--- Goal of the exercise ---
Output the material beneath this task exactly, images excluded.

>>>>

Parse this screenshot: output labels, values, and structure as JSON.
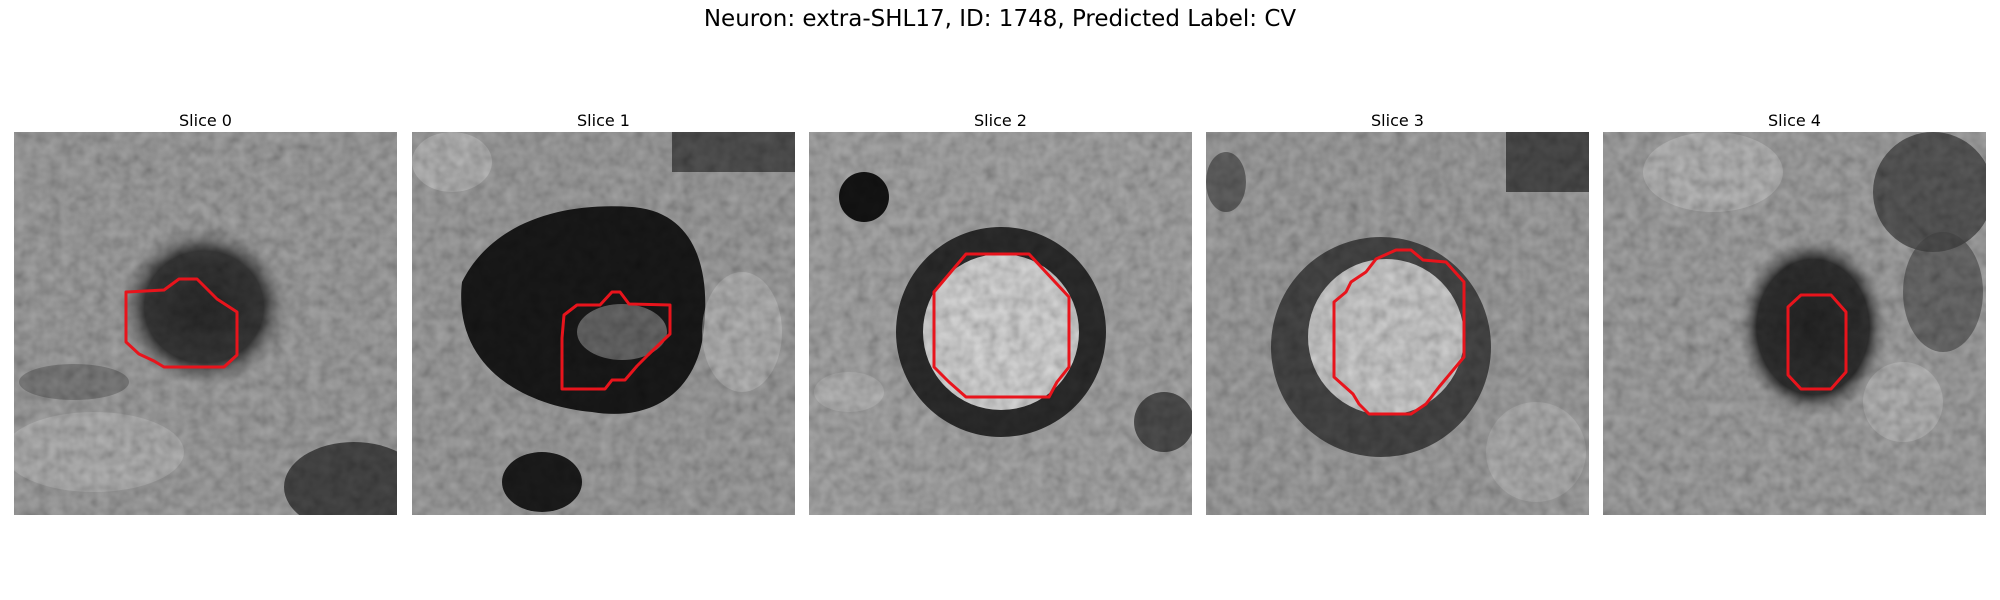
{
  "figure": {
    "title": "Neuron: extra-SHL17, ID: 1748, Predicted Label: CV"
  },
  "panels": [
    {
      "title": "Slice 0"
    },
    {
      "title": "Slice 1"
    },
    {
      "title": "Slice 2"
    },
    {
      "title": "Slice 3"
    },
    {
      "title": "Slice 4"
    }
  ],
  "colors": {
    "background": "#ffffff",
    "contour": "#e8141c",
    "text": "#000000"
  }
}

<<<<

--- Task solution ---
Parse this screenshot: output labels, values, and structure as JSON.
{
  "figure": {
    "title": "Neuron: extra-SHL17, ID: 1748, Predicted Label: CV"
  },
  "panels": [
    {
      "title": "Slice 0"
    },
    {
      "title": "Slice 1"
    },
    {
      "title": "Slice 2"
    },
    {
      "title": "Slice 3"
    },
    {
      "title": "Slice 4"
    }
  ],
  "colors": {
    "background": "#ffffff",
    "contour": "#e8141c",
    "text": "#000000"
  }
}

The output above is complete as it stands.